# Record extracts
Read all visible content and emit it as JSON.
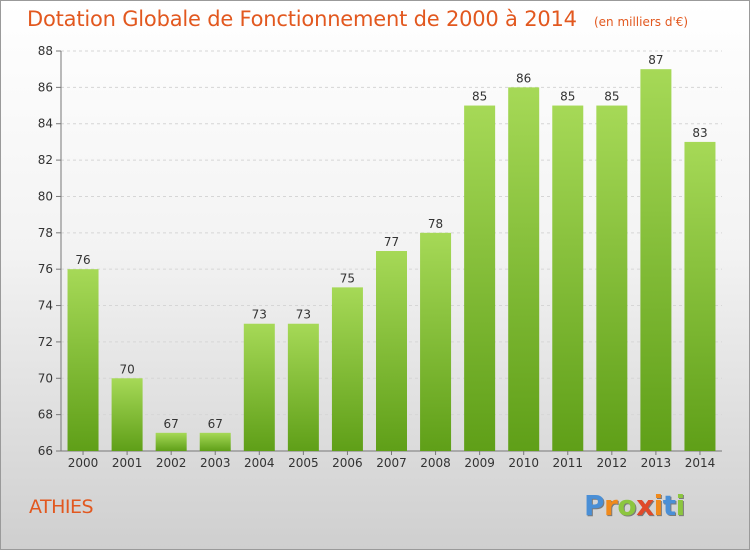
{
  "title": "Dotation Globale de Fonctionnement de 2000 à 2014",
  "subtitle": "(en milliers d'€)",
  "commune": "ATHIES",
  "logo": {
    "text": "Proxiti",
    "colors": [
      "#4a8fd6",
      "#f08a1c",
      "#8cc63f",
      "#e04a2a"
    ]
  },
  "colors": {
    "bar_light": "#a6d957",
    "bar_dark": "#5f9f18",
    "accent": "#e2581f"
  },
  "chart_data": {
    "type": "bar",
    "title": "Dotation Globale de Fonctionnement de 2000 à 2014",
    "subtitle": "(en milliers d'€)",
    "xlabel": "",
    "ylabel": "",
    "categories": [
      "2000",
      "2001",
      "2002",
      "2003",
      "2004",
      "2005",
      "2006",
      "2007",
      "2008",
      "2009",
      "2010",
      "2011",
      "2012",
      "2013",
      "2014"
    ],
    "values": [
      76,
      70,
      67,
      67,
      73,
      73,
      75,
      77,
      78,
      85,
      86,
      85,
      85,
      87,
      83
    ],
    "ylim": [
      66,
      88
    ],
    "yticks": [
      66,
      68,
      70,
      72,
      74,
      76,
      78,
      80,
      82,
      84,
      86,
      88
    ],
    "grid": true,
    "legend": "none",
    "data_labels": true
  }
}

# Prompt
Give the number of lines in the entries that include the string "Dotation", and nothing more.

# Task result
2